» **What you should do**
In the passage below about the cross, what does "Eloi, Eloi, lama sabachthani?" mean?

» **Extract**
_ _ _ _

On the cross Jesus became our substitute. A divine exchange occurred. Jesus took our place and died the death which we deserved. This explains His words from the cross:
Matt. 27: 45 From the sixth hour until the ninth hour darkness came over all the land 46 About the ninth hour Jesus cried out in a loud voice, "Eloi, Eloi, lama sabachthani?" -- which means, "My God, my God, why have you forsaken me?"
These are the only words of Jesus as recorded in Matthew and Mark. Perhaps this is because they made such an impact on those who heard them. On the cross the divine exchange takes place. Jesus is punished in our place.
2. PARTITION OF SIN IS REMOVED - Jesus gives us His righteousness
On the cross Jesus became our substitute and paid for our sin. Not only is our sin paid for but we are given the righteousness of Christ.
2 Cor 5:21 God made him who had no sin to be sin for us, so that in him we might become the righteousness of God.

_ _ _ _

» **Supplied material**
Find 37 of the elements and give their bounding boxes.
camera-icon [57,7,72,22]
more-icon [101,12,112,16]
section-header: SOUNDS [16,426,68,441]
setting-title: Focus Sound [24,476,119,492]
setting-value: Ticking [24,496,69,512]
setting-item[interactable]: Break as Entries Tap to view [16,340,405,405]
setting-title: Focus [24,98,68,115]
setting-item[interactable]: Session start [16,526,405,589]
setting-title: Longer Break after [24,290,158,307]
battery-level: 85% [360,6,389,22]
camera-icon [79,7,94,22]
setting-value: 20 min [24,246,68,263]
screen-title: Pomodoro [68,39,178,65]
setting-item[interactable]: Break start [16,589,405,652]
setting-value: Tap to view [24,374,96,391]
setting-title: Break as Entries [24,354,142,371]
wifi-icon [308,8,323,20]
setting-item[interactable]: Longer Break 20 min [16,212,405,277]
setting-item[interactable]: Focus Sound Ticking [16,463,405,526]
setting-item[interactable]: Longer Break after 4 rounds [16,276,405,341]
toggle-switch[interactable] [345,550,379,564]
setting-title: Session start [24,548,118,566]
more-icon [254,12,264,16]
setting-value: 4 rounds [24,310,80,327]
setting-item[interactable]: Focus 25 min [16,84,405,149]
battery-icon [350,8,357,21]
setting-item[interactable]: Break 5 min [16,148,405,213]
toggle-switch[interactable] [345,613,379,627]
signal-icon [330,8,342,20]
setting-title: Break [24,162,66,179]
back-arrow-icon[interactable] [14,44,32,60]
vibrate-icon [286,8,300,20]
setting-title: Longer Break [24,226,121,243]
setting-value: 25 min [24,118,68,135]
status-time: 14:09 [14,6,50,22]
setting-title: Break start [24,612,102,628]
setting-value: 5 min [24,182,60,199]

_ _ _ _

» **Response to the exercise**
"My God, my God, why have you forsaken me?"